◆ Supplied data:
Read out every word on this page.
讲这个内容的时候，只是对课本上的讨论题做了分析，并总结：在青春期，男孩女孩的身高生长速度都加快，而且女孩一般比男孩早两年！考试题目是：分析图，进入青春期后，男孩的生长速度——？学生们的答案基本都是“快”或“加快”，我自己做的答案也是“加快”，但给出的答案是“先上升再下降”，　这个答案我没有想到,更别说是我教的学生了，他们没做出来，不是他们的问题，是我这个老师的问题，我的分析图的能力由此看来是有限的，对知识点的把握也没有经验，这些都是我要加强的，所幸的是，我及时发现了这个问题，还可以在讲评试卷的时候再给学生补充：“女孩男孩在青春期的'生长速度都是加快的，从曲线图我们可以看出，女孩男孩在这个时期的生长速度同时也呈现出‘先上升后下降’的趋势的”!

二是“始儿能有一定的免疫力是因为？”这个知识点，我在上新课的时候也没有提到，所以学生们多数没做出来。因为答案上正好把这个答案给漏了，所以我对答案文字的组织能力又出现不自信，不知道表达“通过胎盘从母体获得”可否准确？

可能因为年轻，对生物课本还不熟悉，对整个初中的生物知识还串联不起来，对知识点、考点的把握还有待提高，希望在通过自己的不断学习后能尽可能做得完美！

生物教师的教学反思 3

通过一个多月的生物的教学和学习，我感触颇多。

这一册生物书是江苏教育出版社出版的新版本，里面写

◆ What the task asks:
Return all the data exactly as given.

◆ Answer below:
Read out every word on this page.
讲这个内容的时候，只是对课本上的讨论题做了分析，并总结：在青春期，男孩女孩的身高生长速度都加快，而且女孩一般比男孩早两年！考试题目是：分析图，进入青春期后，男孩的生长速度——？学生们的答案基本都是“快”或“加快”，我自己做的答案也是“加快”，但给出的答案是“先上升再下降”，　这个答案我没有想到,更别说是我教的学生了，他们没做出来，不是他们的问题，是我这个老师的问题，我的分析图的能力由此看来是有限的，对知识点的把握也没有经验，这些都是我要加强的，所幸的是，我及时发现了这个问题，还可以在讲评试卷的时候再给学生补充：“女孩男孩在青春期的'生长速度都是加快的，从曲线图我们可以看出，女孩男孩在这个时期的生长速度同时也呈现出‘先上升后下降’的趋势的”!

二是“始儿能有一定的免疫力是因为？”这个知识点，我在上新课的时候也没有提到，所以学生们多数没做出来。因为答案上正好把这个答案给漏了，所以我对答案文字的组织能力又出现不自信，不知道表达“通过胎盘从母体获得”可否准确？

可能因为年轻，对生物课本还不熟悉，对整个初中的生物知识还串联不起来，对知识点、考点的把握还有待提高，希望在通过自己的不断学习后能尽可能做得完美！

生物教师的教学反思 3

通过一个多月的生物的教学和学习，我感触颇多。

这一册生物书是江苏教育出版社出版的新版本，里面写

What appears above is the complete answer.